# DO THIS:
Using the records provided below, locate and copy each line that contains the word "между".

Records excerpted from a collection
::::

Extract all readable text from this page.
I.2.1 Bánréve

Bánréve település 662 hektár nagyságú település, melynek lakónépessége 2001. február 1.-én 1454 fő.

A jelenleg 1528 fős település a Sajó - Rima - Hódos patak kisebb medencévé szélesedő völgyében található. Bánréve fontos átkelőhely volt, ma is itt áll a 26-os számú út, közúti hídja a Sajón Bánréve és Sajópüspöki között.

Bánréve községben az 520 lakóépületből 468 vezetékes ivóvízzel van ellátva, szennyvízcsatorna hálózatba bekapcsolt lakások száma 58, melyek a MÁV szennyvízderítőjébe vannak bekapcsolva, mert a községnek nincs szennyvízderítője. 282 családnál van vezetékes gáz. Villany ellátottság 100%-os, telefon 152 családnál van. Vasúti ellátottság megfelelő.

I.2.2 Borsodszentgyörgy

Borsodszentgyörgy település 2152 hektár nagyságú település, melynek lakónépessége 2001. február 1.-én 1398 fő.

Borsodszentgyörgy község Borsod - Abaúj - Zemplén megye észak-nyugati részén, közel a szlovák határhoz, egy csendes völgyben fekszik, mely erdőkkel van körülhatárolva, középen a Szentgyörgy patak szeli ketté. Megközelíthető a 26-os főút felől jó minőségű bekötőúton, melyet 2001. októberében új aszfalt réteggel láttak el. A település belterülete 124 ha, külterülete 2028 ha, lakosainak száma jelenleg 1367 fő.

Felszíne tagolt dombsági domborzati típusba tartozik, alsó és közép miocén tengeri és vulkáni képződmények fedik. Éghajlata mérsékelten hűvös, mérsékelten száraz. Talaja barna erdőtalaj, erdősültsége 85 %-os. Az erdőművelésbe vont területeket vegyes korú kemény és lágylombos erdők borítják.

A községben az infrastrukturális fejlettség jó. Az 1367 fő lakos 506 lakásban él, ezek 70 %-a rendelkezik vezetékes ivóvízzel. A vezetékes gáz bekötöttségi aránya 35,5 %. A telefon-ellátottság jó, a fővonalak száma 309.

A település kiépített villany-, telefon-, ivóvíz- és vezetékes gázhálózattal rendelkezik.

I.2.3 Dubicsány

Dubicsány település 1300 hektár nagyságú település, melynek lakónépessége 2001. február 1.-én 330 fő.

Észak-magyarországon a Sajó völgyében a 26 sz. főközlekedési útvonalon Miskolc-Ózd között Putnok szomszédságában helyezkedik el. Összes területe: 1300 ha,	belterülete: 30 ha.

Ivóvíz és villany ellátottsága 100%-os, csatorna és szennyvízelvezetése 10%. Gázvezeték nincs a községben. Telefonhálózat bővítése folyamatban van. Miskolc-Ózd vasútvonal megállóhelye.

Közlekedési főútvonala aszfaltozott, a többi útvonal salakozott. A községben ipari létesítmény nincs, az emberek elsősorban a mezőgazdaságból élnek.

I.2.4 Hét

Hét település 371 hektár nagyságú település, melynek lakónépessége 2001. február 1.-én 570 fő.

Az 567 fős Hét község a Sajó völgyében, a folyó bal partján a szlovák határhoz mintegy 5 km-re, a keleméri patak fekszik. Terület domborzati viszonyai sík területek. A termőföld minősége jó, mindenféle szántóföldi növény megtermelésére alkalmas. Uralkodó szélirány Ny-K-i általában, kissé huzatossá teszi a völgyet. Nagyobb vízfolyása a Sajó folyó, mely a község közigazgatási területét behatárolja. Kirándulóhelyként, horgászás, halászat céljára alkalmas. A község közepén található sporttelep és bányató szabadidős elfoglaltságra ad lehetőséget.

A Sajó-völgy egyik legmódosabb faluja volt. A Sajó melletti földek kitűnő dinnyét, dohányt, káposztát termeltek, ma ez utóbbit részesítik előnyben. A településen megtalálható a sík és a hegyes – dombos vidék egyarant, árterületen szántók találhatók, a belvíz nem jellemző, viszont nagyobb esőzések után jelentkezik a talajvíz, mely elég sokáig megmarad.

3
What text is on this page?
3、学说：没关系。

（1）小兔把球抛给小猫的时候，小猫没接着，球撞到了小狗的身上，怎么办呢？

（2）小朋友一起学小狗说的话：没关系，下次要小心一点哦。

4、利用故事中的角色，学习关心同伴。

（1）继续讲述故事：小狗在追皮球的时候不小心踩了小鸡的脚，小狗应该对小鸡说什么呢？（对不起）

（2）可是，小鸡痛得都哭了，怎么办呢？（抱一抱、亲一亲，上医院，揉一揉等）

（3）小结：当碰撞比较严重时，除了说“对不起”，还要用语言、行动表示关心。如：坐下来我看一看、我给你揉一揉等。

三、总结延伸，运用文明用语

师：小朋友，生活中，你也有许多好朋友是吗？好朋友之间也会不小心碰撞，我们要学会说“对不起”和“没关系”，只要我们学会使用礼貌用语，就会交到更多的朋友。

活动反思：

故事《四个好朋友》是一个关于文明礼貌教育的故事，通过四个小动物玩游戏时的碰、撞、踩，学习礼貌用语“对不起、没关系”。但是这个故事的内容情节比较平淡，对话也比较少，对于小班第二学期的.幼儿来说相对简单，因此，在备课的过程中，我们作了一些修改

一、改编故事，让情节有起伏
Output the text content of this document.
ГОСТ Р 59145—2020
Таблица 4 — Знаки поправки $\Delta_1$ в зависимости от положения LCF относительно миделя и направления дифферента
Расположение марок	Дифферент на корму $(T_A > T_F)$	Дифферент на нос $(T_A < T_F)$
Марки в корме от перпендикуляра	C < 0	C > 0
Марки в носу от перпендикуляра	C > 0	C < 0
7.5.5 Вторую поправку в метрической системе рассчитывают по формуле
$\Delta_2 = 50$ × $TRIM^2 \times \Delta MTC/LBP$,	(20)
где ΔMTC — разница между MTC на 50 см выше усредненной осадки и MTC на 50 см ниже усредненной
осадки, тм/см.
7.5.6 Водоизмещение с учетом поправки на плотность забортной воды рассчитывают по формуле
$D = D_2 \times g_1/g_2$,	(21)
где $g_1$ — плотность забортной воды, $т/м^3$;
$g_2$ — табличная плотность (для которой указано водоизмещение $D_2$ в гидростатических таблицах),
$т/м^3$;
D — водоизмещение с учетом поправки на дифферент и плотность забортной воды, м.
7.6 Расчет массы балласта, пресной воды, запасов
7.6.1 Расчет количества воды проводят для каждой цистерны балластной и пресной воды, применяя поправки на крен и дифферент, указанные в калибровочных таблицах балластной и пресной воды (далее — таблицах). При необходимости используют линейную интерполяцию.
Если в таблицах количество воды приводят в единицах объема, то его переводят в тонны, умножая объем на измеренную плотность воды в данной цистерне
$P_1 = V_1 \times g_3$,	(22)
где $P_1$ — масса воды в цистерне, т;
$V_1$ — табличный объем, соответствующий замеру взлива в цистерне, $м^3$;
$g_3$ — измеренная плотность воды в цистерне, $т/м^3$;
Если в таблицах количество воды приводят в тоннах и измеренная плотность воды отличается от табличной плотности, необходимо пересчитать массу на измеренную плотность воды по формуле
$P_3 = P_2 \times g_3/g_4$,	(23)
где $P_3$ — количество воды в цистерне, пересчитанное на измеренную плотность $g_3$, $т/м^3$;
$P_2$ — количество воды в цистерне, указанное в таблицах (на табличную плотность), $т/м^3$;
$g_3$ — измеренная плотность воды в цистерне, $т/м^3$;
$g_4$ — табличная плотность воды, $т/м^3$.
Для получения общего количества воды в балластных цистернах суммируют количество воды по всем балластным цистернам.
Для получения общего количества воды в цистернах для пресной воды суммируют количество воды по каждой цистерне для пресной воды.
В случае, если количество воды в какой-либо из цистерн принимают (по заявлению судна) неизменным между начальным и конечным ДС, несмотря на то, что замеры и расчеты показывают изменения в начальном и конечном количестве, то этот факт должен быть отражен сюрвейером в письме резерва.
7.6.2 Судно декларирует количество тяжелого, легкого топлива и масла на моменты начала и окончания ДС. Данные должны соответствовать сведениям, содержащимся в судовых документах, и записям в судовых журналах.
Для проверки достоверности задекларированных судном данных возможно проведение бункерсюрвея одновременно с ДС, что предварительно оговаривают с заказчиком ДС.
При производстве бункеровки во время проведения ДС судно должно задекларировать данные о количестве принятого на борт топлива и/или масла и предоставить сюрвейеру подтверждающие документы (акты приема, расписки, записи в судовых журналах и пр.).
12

::::

# TASK RESPONSE:
где ΔMTC — разница между MTC на 50 см выше усредненной осадки и MTC на 50 см ниже усредненной
В случае, если количество воды в какой-либо из цистерн принимают (по заявлению судна) неизменным между начальным и конечным ДС, несмотря на то, что замеры и расчеты показывают изменения в начальном и конечном количестве, то этот факт должен быть отражен сюрвейером в письме резерва.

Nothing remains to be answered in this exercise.